#### Records about charts and figures:
..........
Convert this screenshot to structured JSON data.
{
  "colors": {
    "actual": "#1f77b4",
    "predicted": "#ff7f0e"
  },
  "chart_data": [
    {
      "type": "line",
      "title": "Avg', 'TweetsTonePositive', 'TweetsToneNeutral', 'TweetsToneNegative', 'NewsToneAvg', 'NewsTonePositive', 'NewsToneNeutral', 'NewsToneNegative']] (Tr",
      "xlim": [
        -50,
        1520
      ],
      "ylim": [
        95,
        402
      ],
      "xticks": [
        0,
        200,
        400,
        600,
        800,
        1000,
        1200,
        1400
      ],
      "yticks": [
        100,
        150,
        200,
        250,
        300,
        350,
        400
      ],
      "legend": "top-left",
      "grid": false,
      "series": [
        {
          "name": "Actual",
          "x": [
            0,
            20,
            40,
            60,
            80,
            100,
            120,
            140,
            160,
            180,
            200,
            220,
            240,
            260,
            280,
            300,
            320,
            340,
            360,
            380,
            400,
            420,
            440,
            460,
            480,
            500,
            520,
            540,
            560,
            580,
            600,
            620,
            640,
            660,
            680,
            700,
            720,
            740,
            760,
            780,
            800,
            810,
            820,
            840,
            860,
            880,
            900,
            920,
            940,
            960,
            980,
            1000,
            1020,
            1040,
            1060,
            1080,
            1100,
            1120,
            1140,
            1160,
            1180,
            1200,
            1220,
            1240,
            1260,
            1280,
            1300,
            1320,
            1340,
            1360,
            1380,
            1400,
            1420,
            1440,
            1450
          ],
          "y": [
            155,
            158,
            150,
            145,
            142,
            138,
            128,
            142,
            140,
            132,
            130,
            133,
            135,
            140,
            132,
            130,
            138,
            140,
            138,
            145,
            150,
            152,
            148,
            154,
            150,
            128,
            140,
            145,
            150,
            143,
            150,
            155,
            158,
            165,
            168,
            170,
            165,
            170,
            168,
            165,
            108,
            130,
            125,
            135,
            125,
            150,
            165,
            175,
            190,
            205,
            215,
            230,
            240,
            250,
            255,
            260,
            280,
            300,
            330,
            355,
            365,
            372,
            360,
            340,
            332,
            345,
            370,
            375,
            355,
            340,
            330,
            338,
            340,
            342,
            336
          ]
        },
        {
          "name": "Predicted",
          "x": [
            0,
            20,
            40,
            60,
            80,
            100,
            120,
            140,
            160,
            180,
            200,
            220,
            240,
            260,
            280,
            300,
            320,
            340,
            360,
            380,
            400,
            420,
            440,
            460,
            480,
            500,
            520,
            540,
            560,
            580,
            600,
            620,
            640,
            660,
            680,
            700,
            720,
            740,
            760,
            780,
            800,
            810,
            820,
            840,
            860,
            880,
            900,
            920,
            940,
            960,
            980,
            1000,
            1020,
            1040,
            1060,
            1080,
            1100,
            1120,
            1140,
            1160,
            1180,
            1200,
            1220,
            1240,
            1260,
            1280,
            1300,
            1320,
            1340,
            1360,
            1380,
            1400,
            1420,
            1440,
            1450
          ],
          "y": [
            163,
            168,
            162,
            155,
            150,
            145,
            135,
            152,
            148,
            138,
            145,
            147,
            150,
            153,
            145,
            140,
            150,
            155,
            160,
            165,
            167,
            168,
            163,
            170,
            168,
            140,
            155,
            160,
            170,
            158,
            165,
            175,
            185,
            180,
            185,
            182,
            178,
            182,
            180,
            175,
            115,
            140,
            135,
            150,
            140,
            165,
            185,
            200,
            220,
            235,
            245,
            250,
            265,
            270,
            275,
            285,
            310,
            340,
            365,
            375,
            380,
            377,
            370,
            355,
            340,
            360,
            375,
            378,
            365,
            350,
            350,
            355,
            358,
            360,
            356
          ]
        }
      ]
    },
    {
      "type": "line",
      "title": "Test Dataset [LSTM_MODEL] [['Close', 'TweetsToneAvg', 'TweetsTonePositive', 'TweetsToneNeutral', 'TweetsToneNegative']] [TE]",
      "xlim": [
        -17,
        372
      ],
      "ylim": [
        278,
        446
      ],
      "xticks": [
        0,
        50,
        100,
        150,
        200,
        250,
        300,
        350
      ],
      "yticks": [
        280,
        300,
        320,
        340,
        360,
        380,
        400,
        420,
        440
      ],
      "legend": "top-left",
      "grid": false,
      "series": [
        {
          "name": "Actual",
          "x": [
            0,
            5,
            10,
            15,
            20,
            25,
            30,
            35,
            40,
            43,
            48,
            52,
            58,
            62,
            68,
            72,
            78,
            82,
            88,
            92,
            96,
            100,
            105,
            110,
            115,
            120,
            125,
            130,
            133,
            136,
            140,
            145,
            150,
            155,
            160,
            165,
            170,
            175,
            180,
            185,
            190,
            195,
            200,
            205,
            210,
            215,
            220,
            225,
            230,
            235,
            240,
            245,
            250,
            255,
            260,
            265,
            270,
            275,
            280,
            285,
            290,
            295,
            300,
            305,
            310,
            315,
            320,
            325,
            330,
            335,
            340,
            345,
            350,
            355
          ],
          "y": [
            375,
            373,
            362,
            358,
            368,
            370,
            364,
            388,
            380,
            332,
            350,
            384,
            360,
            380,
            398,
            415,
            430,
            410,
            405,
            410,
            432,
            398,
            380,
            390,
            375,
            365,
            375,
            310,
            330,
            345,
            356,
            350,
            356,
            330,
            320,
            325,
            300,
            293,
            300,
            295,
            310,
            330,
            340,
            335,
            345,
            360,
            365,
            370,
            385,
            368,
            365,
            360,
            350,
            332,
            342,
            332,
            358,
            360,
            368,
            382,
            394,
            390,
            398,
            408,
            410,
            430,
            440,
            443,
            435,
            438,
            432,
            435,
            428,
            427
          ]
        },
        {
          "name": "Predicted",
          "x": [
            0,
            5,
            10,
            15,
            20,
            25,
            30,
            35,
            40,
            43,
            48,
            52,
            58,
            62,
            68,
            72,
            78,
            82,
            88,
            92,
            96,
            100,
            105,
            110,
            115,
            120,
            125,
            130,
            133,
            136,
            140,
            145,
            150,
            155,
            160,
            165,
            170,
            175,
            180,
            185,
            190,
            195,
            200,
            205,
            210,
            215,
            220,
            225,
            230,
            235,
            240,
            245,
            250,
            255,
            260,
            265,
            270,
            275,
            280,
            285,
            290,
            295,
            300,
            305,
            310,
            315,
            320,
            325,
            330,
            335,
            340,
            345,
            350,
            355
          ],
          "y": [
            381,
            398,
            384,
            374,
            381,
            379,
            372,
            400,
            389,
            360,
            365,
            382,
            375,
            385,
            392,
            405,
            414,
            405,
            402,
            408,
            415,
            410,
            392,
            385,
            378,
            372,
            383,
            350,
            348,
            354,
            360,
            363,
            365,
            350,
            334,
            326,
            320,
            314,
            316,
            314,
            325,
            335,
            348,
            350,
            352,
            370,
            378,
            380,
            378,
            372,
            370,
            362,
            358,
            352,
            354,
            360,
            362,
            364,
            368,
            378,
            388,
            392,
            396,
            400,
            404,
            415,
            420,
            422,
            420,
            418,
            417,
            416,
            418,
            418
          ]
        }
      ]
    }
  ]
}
..........
#### AIM:
Transcribe all entries exactly as they are given.

#### WORKED ANSWER:
Convert this screenshot to structured JSON data.
{
  "colors": {
    "actual": "#1f77b4",
    "predicted": "#ff7f0e"
  },
  "chart_data": [
    {
      "type": "line",
      "title": "Avg', 'TweetsTonePositive', 'TweetsToneNeutral', 'TweetsToneNegative', 'NewsToneAvg', 'NewsTonePositive', 'NewsToneNeutral', 'NewsToneNegative']] (Tr",
      "xlim": [
        -50,
        1520
      ],
      "ylim": [
        95,
        402
      ],
      "xticks": [
        0,
        200,
        400,
        600,
        800,
        1000,
        1200,
        1400
      ],
      "yticks": [
        100,
        150,
        200,
        250,
        300,
        350,
        400
      ],
      "legend": "top-left",
      "grid": false,
      "series": [
        {
          "name": "Actual",
          "x": [
            0,
            20,
            40,
            60,
            80,
            100,
            120,
            140,
            160,
            180,
            200,
            220,
            240,
            260,
            280,
            300,
            320,
            340,
            360,
            380,
            400,
            420,
            440,
            460,
            480,
            500,
            520,
            540,
            560,
            580,
            600,
            620,
            640,
            660,
            680,
            700,
            720,
            740,
            760,
            780,
            800,
            810,
            820,
            840,
            860,
            880,
            900,
            920,
            940,
            960,
            980,
            1000,
            1020,
            1040,
            1060,
            1080,
            1100,
            1120,
            1140,
            1160,
            1180,
            1200,
            1220,
            1240,
            1260,
            1280,
            1300,
            1320,
            1340,
            1360,
            1380,
            1400,
            1420,
            1440,
            1450
          ],
          "y": [
            155,
            158,
            150,
            145,
            142,
            138,
            128,
            142,
            140,
            132,
            130,
            133,
            135,
            140,
            132,
            130,
            138,
            140,
            138,
            145,
            150,
            152,
            148,
            154,
            150,
            128,
            140,
            145,
            150,
            143,
            150,
            155,
            158,
            165,
            168,
            170,
            165,
            170,
            168,
            165,
            108,
            130,
            125,
            135,
            125,
            150,
            165,
            175,
            190,
            205,
            215,
            230,
            240,
            250,
            255,
            260,
            280,
            300,
            330,
            355,
            365,
            372,
            360,
            340,
            332,
            345,
            370,
            375,
            355,
            340,
            330,
            338,
            340,
            342,
            336
          ]
        },
        {
          "name": "Predicted",
          "x": [
            0,
            20,
            40,
            60,
            80,
            100,
            120,
            140,
            160,
            180,
            200,
            220,
            240,
            260,
            280,
            300,
            320,
            340,
            360,
            380,
            400,
            420,
            440,
            460,
            480,
            500,
            520,
            540,
            560,
            580,
            600,
            620,
            640,
            660,
            680,
            700,
            720,
            740,
            760,
            780,
            800,
            810,
            820,
            840,
            860,
            880,
            900,
            920,
            940,
            960,
            980,
            1000,
            1020,
            1040,
            1060,
            1080,
            1100,
            1120,
            1140,
            1160,
            1180,
            1200,
            1220,
            1240,
            1260,
            1280,
            1300,
            1320,
            1340,
            1360,
            1380,
            1400,
            1420,
            1440,
            1450
          ],
          "y": [
            163,
            168,
            162,
            155,
            150,
            145,
            135,
            152,
            148,
            138,
            145,
            147,
            150,
            153,
            145,
            140,
            150,
            155,
            160,
            165,
            167,
            168,
            163,
            170,
            168,
            140,
            155,
            160,
            170,
            158,
            165,
            175,
            185,
            180,
            185,
            182,
            178,
            182,
            180,
            175,
            115,
            140,
            135,
            150,
            140,
            165,
            185,
            200,
            220,
            235,
            245,
            250,
            265,
            270,
            275,
            285,
            310,
            340,
            365,
            375,
            380,
            377,
            370,
            355,
            340,
            360,
            375,
            378,
            365,
            350,
            350,
            355,
            358,
            360,
            356
          ]
        }
      ]
    },
    {
      "type": "line",
      "title": "Test Dataset [LSTM_MODEL] [['Close', 'TweetsToneAvg', 'TweetsTonePositive', 'TweetsToneNeutral', 'TweetsToneNegative']] [TE]",
      "xlim": [
        -17,
        372
      ],
      "ylim": [
        278,
        446
      ],
      "xticks": [
        0,
        50,
        100,
        150,
        200,
        250,
        300,
        350
      ],
      "yticks": [
        280,
        300,
        320,
        340,
        360,
        380,
        400,
        420,
        440
      ],
      "legend": "top-left",
      "grid": false,
      "series": [
        {
          "name": "Actual",
          "x": [
            0,
            5,
            10,
            15,
            20,
            25,
            30,
            35,
            40,
            43,
            48,
            52,
            58,
            62,
            68,
            72,
            78,
            82,
            88,
            92,
            96,
            100,
            105,
            110,
            115,
            120,
            125,
            130,
            133,
            136,
            140,
            145,
            150,
            155,
            160,
            165,
            170,
            175,
            180,
            185,
            190,
            195,
            200,
            205,
            210,
            215,
            220,
            225,
            230,
            235,
            240,
            245,
            250,
            255,
            260,
            265,
            270,
            275,
            280,
            285,
            290,
            295,
            300,
            305,
            310,
            315,
            320,
            325,
            330,
            335,
            340,
            345,
            350,
            355
          ],
          "y": [
            375,
            373,
            362,
            358,
            368,
            370,
            364,
            388,
            380,
            332,
            350,
            384,
            360,
            380,
            398,
            415,
            430,
            410,
            405,
            410,
            432,
            398,
            380,
            390,
            375,
            365,
            375,
            310,
            330,
            345,
            356,
            350,
            356,
            330,
            320,
            325,
            300,
            293,
            300,
            295,
            310,
            330,
            340,
            335,
            345,
            360,
            365,
            370,
            385,
            368,
            365,
            360,
            350,
            332,
            342,
            332,
            358,
            360,
            368,
            382,
            394,
            390,
            398,
            408,
            410,
            430,
            440,
            443,
            435,
            438,
            432,
            435,
            428,
            427
          ]
        },
        {
          "name": "Predicted",
          "x": [
            0,
            5,
            10,
            15,
            20,
            25,
            30,
            35,
            40,
            43,
            48,
            52,
            58,
            62,
            68,
            72,
            78,
            82,
            88,
            92,
            96,
            100,
            105,
            110,
            115,
            120,
            125,
            130,
            133,
            136,
            140,
            145,
            150,
            155,
            160,
            165,
            170,
            175,
            180,
            185,
            190,
            195,
            200,
            205,
            210,
            215,
            220,
            225,
            230,
            235,
            240,
            245,
            250,
            255,
            260,
            265,
            270,
            275,
            280,
            285,
            290,
            295,
            300,
            305,
            310,
            315,
            320,
            325,
            330,
            335,
            340,
            345,
            350,
            355
          ],
          "y": [
            381,
            398,
            384,
            374,
            381,
            379,
            372,
            400,
            389,
            360,
            365,
            382,
            375,
            385,
            392,
            405,
            414,
            405,
            402,
            408,
            415,
            410,
            392,
            385,
            378,
            372,
            383,
            350,
            348,
            354,
            360,
            363,
            365,
            350,
            334,
            326,
            320,
            314,
            316,
            314,
            325,
            335,
            348,
            350,
            352,
            370,
            378,
            380,
            378,
            372,
            370,
            362,
            358,
            352,
            354,
            360,
            362,
            364,
            368,
            378,
            388,
            392,
            396,
            400,
            404,
            415,
            420,
            422,
            420,
            418,
            417,
            416,
            418,
            418
          ]
        }
      ]
    }
  ]
}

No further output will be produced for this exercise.